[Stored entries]
[Start]

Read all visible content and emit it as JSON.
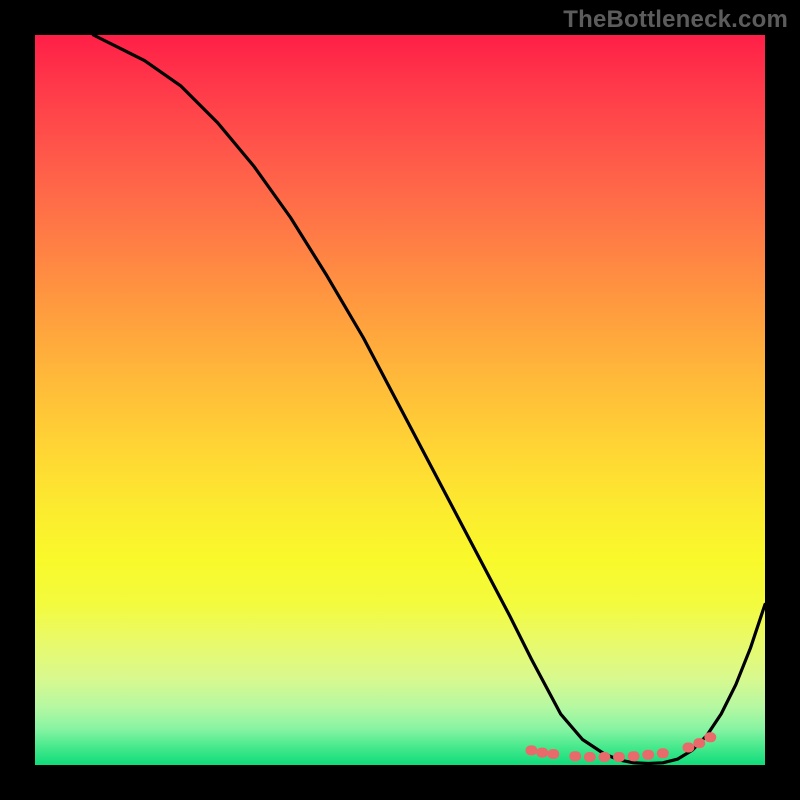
{
  "watermark": "TheBottleneck.com",
  "chart_data": {
    "type": "line",
    "title": "",
    "xlabel": "",
    "ylabel": "",
    "xlim": [
      0,
      100
    ],
    "ylim": [
      0,
      100
    ],
    "grid": false,
    "series": [
      {
        "name": "curve",
        "x": [
          8,
          12,
          15,
          20,
          25,
          30,
          35,
          40,
          45,
          50,
          55,
          60,
          65,
          68,
          72,
          75,
          78,
          80,
          82,
          84,
          86,
          88,
          90,
          92,
          94,
          96,
          98,
          100
        ],
        "y": [
          100,
          98,
          96.5,
          93,
          88,
          82,
          75,
          67,
          58.5,
          49,
          39.5,
          30,
          20.5,
          14.5,
          7,
          3.5,
          1.5,
          0.7,
          0.3,
          0.2,
          0.3,
          0.8,
          2,
          4,
          7,
          11,
          16,
          22
        ]
      }
    ],
    "markers": [
      {
        "x": 68.0,
        "y": 2.0
      },
      {
        "x": 69.5,
        "y": 1.7
      },
      {
        "x": 71.0,
        "y": 1.5
      },
      {
        "x": 74.0,
        "y": 1.2
      },
      {
        "x": 76.0,
        "y": 1.1
      },
      {
        "x": 78.0,
        "y": 1.1
      },
      {
        "x": 80.0,
        "y": 1.1
      },
      {
        "x": 82.0,
        "y": 1.2
      },
      {
        "x": 84.0,
        "y": 1.4
      },
      {
        "x": 86.0,
        "y": 1.6
      },
      {
        "x": 89.5,
        "y": 2.4
      },
      {
        "x": 91.0,
        "y": 3.0
      },
      {
        "x": 92.5,
        "y": 3.8
      }
    ],
    "marker_color": "#e86a6a",
    "line_color": "#000000",
    "background_gradient": {
      "top": "#ff1f47",
      "middle": "#fceb2f",
      "bottom": "#0fdc7a"
    }
  }
}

[End]

_Written problem:_
The records above need to be restated word for word, with the pictures left out.

_Final result:_
Read all visible content and emit it as JSON.
{
  "watermark": "TheBottleneck.com",
  "chart_data": {
    "type": "line",
    "title": "",
    "xlabel": "",
    "ylabel": "",
    "xlim": [
      0,
      100
    ],
    "ylim": [
      0,
      100
    ],
    "grid": false,
    "series": [
      {
        "name": "curve",
        "x": [
          8,
          12,
          15,
          20,
          25,
          30,
          35,
          40,
          45,
          50,
          55,
          60,
          65,
          68,
          72,
          75,
          78,
          80,
          82,
          84,
          86,
          88,
          90,
          92,
          94,
          96,
          98,
          100
        ],
        "y": [
          100,
          98,
          96.5,
          93,
          88,
          82,
          75,
          67,
          58.5,
          49,
          39.5,
          30,
          20.5,
          14.5,
          7,
          3.5,
          1.5,
          0.7,
          0.3,
          0.2,
          0.3,
          0.8,
          2,
          4,
          7,
          11,
          16,
          22
        ]
      }
    ],
    "markers": [
      {
        "x": 68.0,
        "y": 2.0
      },
      {
        "x": 69.5,
        "y": 1.7
      },
      {
        "x": 71.0,
        "y": 1.5
      },
      {
        "x": 74.0,
        "y": 1.2
      },
      {
        "x": 76.0,
        "y": 1.1
      },
      {
        "x": 78.0,
        "y": 1.1
      },
      {
        "x": 80.0,
        "y": 1.1
      },
      {
        "x": 82.0,
        "y": 1.2
      },
      {
        "x": 84.0,
        "y": 1.4
      },
      {
        "x": 86.0,
        "y": 1.6
      },
      {
        "x": 89.5,
        "y": 2.4
      },
      {
        "x": 91.0,
        "y": 3.0
      },
      {
        "x": 92.5,
        "y": 3.8
      }
    ],
    "marker_color": "#e86a6a",
    "line_color": "#000000",
    "background_gradient": {
      "top": "#ff1f47",
      "middle": "#fceb2f",
      "bottom": "#0fdc7a"
    }
  }
}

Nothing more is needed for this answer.